● **WORK INSTRUCTIONS**: Collect all lines from the listing that include the string "Output".
# GIVEN DATA start
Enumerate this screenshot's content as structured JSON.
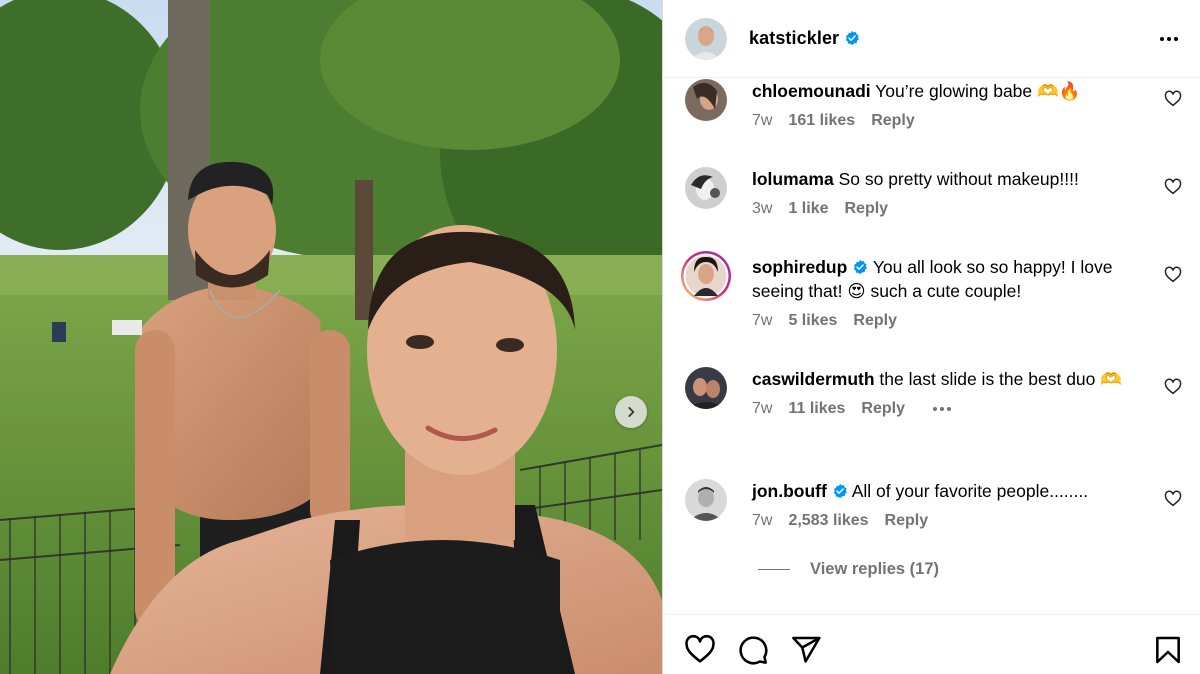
{
  "post": {
    "author": "katstickler",
    "author_verified": true
  },
  "comments": [
    {
      "username": "chloemounadi",
      "text": "You’re glowing babe 🫶🔥",
      "time": "7w",
      "likes": "161 likes",
      "reply": "Reply",
      "verified": false
    },
    {
      "username": "lolumama",
      "text": "So so pretty without makeup!!!!",
      "time": "3w",
      "likes": "1 like",
      "reply": "Reply",
      "verified": false
    },
    {
      "username": "sophiredup",
      "text": "You all look so so happy! I love seeing that! 😍 such a cute couple!",
      "time": "7w",
      "likes": "5 likes",
      "reply": "Reply",
      "verified": true
    },
    {
      "username": "caswildermuth",
      "text": "the last slide is the best duo 🫶",
      "time": "7w",
      "likes": "11 likes",
      "reply": "Reply",
      "verified": false
    },
    {
      "username": "jon.bouff",
      "text": "All of your favorite people........",
      "time": "7w",
      "likes": "2,583 likes",
      "reply": "Reply",
      "verified": true
    }
  ],
  "view_replies": "View replies (17)",
  "icons": {
    "like": "heart-icon",
    "comment": "comment-icon",
    "share": "share-icon",
    "save": "bookmark-icon",
    "more": "more-icon",
    "next": "chevron-right-icon",
    "verified": "verified-badge-icon"
  },
  "colors": {
    "verified": "#0095f6",
    "muted": "#737373",
    "story_ring": "#d62976"
  }
}
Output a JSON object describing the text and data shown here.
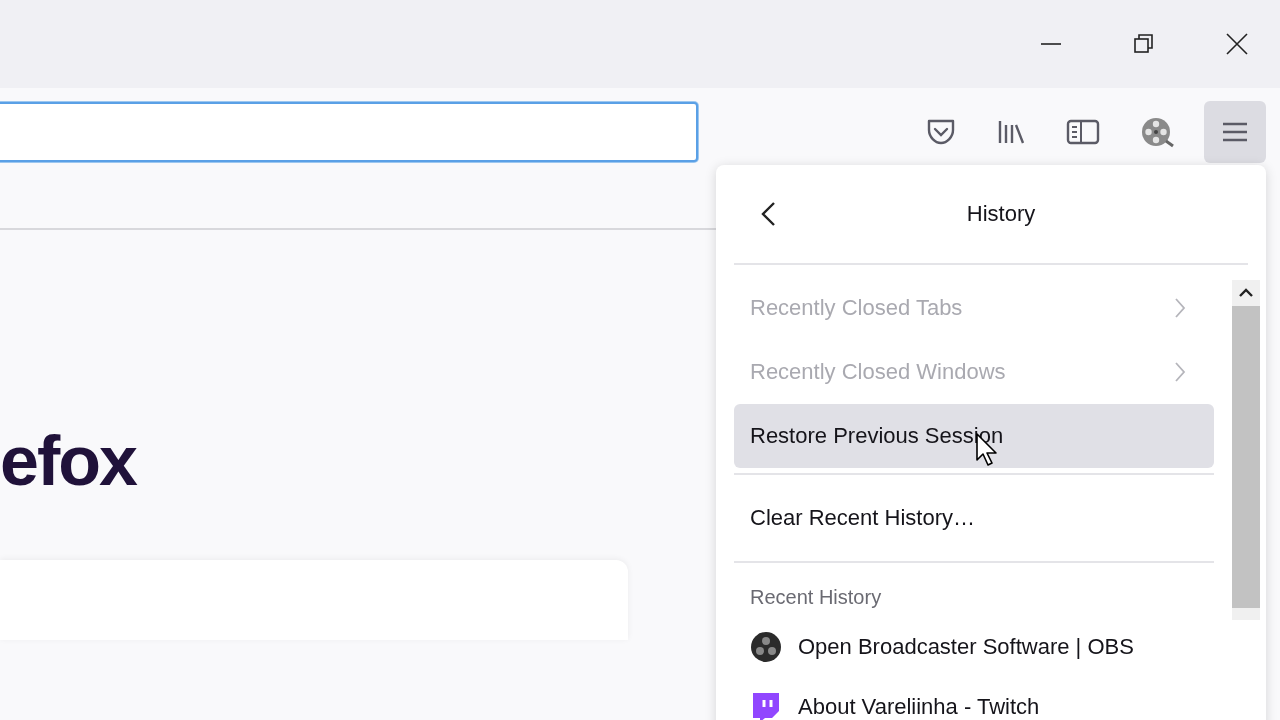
{
  "toolbar": {
    "address_field": {
      "focused": true
    },
    "menu_button": {
      "expanded": true
    }
  },
  "page": {
    "logo_text": "efox"
  },
  "menu": {
    "title": "History",
    "items": [
      {
        "kind": "submenu",
        "label": "Recently Closed Tabs",
        "disabled": true,
        "highlighted": false
      },
      {
        "kind": "submenu",
        "label": "Recently Closed Windows",
        "disabled": true,
        "highlighted": false
      },
      {
        "kind": "action",
        "label": "Restore Previous Session",
        "disabled": false,
        "highlighted": true
      },
      {
        "kind": "separator"
      },
      {
        "kind": "action",
        "label": "Clear Recent History…",
        "disabled": false,
        "highlighted": false
      },
      {
        "kind": "separator"
      }
    ],
    "recent_history": {
      "title": "Recent History",
      "entries": [
        {
          "kind": "circle",
          "label": "Open Broadcaster Software | OBS"
        },
        {
          "kind": "speech",
          "label": "About Vareliinha - Twitch"
        }
      ]
    }
  }
}
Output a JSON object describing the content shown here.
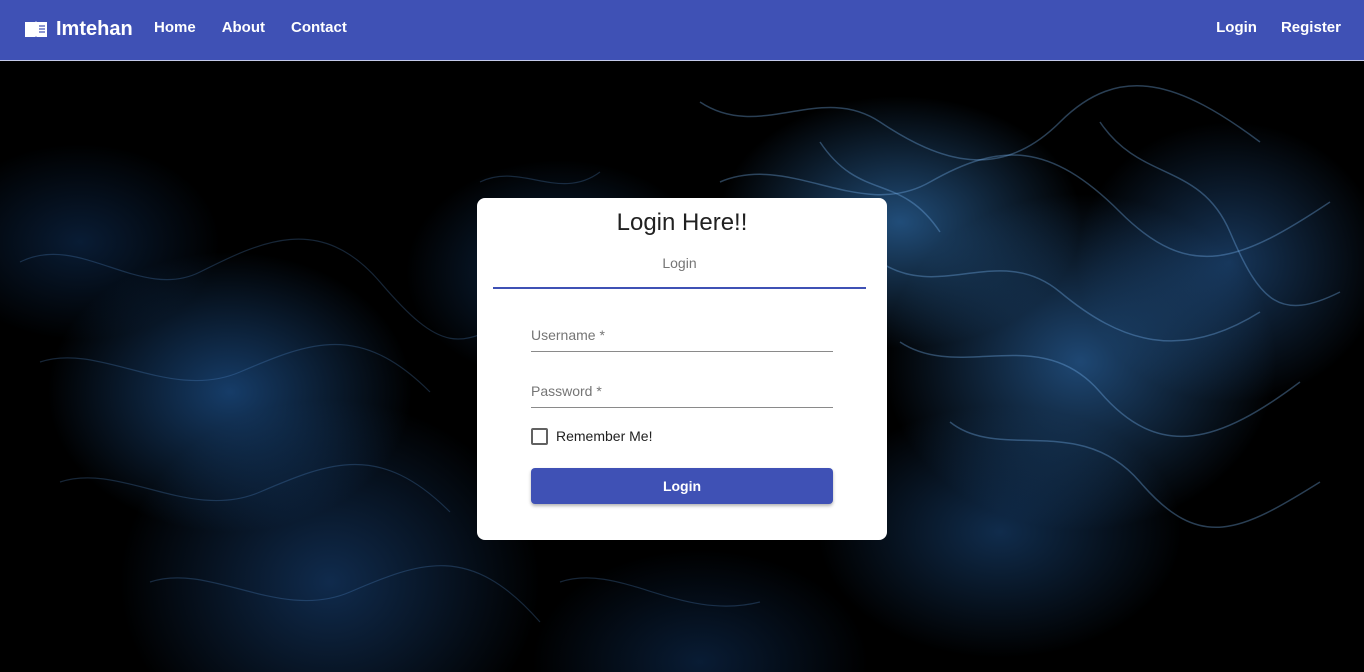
{
  "navbar": {
    "brand_icon": "open-book-icon",
    "brand_name": "Imtehan",
    "left_links": [
      "Home",
      "About",
      "Contact"
    ],
    "right_links": [
      "Login",
      "Register"
    ],
    "background_color": "#3f51b5"
  },
  "background": {
    "description_color": "#1e5aa0"
  },
  "login_card": {
    "title": "Login Here!!",
    "tab_label": "Login",
    "username_label": "Username *",
    "password_label": "Password *",
    "remember_label": "Remember Me!",
    "remember_checked": false,
    "submit_label": "Login",
    "accent_color": "#3f51b5"
  }
}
# GIVEN DATA end
● **FINISHED EXERCISE**:
Output a JSON object describing the text and data shown here.
Output a JSON object describing the content shown here.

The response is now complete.